[Start RAW DATA]

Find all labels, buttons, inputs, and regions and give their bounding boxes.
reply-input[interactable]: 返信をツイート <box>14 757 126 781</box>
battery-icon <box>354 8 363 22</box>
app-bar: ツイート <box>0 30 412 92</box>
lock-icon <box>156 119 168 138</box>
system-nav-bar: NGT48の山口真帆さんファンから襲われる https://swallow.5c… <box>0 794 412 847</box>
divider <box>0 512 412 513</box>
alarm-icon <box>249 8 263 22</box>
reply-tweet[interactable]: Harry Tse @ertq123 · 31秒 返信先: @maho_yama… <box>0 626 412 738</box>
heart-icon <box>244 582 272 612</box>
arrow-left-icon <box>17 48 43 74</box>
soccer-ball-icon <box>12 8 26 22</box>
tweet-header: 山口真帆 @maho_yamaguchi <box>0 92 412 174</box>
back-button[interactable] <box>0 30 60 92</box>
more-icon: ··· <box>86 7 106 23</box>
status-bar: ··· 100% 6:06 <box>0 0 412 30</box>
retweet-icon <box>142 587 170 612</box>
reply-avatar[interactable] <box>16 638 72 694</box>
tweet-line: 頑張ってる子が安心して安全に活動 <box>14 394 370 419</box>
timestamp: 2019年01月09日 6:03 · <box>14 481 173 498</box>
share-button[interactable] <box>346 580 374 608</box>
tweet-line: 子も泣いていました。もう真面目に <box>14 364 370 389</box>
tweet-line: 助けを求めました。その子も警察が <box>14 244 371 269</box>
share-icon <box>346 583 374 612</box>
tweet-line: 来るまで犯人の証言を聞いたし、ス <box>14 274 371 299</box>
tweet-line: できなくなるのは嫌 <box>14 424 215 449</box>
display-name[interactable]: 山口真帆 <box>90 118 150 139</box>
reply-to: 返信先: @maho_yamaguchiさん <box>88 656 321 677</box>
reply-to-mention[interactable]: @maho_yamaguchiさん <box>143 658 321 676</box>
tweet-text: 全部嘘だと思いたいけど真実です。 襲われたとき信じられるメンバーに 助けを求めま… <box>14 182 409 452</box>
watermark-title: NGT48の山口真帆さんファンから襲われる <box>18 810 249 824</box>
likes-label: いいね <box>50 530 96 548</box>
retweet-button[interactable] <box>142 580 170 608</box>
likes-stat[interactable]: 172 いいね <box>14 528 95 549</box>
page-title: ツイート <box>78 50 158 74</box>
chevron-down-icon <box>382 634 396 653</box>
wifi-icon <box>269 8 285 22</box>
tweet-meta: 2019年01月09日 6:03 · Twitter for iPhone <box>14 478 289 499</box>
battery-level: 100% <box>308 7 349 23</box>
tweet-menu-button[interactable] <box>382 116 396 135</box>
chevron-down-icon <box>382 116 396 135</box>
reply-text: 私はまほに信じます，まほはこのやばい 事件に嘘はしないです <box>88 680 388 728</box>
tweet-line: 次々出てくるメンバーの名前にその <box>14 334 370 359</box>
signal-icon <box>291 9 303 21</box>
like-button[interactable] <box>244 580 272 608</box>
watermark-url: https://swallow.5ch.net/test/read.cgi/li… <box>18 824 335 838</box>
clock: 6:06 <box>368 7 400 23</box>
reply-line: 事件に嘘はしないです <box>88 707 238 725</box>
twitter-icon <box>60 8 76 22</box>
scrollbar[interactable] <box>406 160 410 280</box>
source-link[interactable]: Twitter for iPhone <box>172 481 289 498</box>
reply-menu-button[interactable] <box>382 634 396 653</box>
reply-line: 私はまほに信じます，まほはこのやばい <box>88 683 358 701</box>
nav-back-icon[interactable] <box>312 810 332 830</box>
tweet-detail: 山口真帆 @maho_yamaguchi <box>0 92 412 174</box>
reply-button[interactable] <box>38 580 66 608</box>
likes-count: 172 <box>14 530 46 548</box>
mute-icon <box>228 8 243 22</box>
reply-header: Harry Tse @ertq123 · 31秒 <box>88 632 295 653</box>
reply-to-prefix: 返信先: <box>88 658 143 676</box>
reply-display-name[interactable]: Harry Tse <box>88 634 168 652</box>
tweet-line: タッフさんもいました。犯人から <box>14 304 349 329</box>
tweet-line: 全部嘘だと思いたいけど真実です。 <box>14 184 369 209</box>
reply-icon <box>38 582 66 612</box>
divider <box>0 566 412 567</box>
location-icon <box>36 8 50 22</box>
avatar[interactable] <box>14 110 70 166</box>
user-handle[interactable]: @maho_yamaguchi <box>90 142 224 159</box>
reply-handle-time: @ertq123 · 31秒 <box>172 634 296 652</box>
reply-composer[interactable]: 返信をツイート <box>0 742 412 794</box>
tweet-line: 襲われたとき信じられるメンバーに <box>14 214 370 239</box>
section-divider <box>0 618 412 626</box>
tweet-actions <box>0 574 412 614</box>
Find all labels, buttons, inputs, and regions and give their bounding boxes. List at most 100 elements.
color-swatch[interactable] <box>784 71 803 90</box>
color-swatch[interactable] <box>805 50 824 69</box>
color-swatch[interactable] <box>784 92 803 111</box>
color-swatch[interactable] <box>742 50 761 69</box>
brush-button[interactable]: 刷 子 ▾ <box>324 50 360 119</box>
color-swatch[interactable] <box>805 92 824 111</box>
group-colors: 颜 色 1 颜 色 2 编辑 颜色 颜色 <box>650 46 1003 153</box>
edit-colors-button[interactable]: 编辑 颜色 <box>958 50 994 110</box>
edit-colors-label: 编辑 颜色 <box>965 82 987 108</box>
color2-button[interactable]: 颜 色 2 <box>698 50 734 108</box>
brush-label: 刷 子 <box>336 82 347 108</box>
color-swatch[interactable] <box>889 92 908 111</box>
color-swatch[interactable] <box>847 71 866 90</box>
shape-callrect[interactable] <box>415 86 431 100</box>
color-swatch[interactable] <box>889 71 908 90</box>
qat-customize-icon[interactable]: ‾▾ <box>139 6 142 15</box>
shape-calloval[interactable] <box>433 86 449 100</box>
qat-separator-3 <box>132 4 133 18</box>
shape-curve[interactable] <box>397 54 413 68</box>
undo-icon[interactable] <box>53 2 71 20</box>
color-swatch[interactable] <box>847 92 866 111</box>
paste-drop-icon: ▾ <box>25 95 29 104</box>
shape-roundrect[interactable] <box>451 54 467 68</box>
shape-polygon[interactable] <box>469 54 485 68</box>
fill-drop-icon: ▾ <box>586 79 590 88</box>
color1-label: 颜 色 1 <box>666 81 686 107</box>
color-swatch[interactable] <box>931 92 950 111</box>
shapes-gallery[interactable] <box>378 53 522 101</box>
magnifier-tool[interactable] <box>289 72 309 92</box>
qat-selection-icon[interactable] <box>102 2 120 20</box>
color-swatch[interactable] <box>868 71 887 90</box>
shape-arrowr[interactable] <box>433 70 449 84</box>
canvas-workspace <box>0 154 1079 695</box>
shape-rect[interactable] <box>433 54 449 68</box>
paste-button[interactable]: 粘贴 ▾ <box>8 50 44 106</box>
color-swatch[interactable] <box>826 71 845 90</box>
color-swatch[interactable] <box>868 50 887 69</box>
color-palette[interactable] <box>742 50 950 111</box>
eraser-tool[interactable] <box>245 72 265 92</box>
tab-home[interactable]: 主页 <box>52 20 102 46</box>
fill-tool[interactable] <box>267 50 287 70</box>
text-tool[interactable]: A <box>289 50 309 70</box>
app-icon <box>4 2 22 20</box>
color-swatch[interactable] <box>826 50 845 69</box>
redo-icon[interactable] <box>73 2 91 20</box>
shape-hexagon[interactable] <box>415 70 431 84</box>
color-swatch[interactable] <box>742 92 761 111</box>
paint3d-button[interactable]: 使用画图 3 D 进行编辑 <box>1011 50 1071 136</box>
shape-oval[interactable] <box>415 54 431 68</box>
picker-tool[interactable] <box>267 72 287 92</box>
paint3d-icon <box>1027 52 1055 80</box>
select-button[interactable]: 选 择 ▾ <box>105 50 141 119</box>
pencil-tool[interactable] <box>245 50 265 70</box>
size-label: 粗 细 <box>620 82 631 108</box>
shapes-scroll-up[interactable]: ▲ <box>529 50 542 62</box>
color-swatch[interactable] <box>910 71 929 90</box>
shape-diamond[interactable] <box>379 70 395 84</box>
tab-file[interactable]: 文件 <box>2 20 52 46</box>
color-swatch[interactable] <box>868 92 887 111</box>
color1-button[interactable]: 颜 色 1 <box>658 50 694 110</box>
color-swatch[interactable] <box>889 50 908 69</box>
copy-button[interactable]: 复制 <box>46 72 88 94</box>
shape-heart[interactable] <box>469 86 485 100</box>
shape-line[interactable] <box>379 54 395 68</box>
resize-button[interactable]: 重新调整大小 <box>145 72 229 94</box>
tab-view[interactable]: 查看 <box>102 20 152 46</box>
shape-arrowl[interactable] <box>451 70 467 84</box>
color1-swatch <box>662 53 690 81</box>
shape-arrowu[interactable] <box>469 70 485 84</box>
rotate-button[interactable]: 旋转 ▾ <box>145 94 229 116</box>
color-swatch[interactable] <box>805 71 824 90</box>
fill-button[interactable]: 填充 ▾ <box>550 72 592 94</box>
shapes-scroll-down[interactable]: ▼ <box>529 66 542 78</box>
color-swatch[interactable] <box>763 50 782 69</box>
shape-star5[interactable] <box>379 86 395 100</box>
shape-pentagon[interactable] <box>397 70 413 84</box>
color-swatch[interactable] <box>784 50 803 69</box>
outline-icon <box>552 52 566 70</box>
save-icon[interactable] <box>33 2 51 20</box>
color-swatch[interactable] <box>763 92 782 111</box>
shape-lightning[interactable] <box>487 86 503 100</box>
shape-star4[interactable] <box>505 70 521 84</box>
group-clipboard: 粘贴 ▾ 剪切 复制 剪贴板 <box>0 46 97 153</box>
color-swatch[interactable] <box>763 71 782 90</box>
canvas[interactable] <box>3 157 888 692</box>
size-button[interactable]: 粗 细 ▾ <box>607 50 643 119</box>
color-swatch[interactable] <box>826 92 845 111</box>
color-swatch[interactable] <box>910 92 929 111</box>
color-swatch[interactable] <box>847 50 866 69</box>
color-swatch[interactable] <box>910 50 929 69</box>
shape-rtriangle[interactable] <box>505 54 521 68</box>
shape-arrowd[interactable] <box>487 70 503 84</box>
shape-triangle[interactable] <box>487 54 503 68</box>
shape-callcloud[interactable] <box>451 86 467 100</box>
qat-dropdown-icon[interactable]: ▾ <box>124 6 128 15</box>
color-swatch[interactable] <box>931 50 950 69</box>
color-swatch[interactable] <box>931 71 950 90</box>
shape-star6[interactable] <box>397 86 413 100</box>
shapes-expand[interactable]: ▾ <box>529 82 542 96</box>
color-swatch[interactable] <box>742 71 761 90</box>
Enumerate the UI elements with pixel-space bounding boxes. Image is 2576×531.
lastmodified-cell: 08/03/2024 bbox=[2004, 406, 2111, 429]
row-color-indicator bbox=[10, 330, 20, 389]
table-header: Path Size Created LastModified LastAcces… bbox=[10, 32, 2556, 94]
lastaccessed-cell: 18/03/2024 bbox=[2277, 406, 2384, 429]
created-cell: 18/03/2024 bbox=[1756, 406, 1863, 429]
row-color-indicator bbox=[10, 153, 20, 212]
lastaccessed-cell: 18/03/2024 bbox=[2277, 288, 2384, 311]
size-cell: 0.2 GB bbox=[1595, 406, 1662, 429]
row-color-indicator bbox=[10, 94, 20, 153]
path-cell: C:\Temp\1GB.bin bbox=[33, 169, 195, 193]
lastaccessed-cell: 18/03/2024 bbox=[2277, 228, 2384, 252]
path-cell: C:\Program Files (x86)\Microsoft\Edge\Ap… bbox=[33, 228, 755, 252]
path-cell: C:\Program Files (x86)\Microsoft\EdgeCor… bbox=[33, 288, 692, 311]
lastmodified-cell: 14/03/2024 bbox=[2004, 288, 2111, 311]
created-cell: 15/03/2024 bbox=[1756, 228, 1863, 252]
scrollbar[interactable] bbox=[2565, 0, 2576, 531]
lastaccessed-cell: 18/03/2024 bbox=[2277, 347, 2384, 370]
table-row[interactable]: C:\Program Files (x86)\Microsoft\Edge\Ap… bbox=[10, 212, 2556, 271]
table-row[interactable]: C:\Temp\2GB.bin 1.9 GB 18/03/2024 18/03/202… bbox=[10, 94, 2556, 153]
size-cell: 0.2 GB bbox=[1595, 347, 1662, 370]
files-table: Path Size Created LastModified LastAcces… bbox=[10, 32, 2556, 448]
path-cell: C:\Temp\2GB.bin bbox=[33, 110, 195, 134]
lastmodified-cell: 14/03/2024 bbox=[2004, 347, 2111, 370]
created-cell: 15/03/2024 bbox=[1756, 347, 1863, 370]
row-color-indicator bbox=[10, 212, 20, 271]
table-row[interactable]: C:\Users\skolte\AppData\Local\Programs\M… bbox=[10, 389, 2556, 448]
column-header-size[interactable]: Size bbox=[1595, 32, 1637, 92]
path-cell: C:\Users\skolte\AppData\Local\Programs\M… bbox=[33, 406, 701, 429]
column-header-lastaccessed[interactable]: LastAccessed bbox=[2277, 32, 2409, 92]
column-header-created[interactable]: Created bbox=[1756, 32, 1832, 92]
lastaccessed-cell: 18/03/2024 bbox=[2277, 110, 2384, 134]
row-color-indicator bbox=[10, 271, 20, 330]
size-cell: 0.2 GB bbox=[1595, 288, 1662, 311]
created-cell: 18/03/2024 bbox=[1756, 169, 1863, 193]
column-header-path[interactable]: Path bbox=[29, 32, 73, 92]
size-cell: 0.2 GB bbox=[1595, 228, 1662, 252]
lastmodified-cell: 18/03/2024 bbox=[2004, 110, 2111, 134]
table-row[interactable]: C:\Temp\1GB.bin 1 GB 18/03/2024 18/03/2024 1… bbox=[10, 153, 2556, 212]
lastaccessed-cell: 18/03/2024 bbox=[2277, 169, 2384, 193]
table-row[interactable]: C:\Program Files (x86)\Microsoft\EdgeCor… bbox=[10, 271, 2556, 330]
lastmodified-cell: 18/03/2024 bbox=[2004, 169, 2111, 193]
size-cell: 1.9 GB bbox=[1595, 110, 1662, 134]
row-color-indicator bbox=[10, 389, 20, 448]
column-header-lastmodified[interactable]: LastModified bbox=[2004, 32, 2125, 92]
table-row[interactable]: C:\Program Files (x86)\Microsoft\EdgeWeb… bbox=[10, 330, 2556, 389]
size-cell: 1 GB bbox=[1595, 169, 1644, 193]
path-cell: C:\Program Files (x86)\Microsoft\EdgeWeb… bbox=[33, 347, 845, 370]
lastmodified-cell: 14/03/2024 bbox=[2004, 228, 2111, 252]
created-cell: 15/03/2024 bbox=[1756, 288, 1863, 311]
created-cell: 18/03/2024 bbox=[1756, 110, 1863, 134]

[End RAW DATA]

▸ **WRITTEN PROBLEM**: Write out the rows above word for word, starting with the first row and stopping after the row that contains "back-button[interactable] <box>0 30".

▸ **EXERCISE RESULT**:
Find all labels, buttons, inputs, and regions and give their bounding boxes.
reply-input[interactable]: 返信をツイート <box>14 757 126 781</box>
battery-icon <box>354 8 363 22</box>
app-bar: ツイート <box>0 30 412 92</box>
lock-icon <box>156 119 168 138</box>
system-nav-bar: NGT48の山口真帆さんファンから襲われる https://swallow.5c… <box>0 794 412 847</box>
divider <box>0 512 412 513</box>
alarm-icon <box>249 8 263 22</box>
reply-tweet[interactable]: Harry Tse @ertq123 · 31秒 返信先: @maho_yama… <box>0 626 412 738</box>
heart-icon <box>244 582 272 612</box>
arrow-left-icon <box>17 48 43 74</box>
soccer-ball-icon <box>12 8 26 22</box>
tweet-header: 山口真帆 @maho_yamaguchi <box>0 92 412 174</box>
back-button[interactable] <box>0 30 60 92</box>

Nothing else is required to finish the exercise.